> **EXERCISE INSTRUCTIONS**
Retype all the records with nothing changed.

> **RECORDS TO PROCESS**
## start
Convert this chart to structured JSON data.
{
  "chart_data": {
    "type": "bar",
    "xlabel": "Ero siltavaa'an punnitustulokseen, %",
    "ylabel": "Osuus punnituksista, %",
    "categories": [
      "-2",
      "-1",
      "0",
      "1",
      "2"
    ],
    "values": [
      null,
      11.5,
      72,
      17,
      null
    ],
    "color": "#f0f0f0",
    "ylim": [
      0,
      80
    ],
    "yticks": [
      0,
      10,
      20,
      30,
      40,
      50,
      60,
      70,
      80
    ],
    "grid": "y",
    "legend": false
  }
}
## end
> **EXPECTED ANSWER**
Convert this chart to structured JSON data.
{
  "chart_data": {
    "type": "bar",
    "xlabel": "Ero siltavaa'an punnitustulokseen, %",
    "ylabel": "Osuus punnituksista, %",
    "categories": [
      "-2",
      "-1",
      "0",
      "1",
      "2"
    ],
    "values": [
      null,
      11.5,
      72,
      17,
      null
    ],
    "color": "#f0f0f0",
    "ylim": [
      0,
      80
    ],
    "yticks": [
      0,
      10,
      20,
      30,
      40,
      50,
      60,
      70,
      80
    ],
    "grid": "y",
    "legend": false
  }
}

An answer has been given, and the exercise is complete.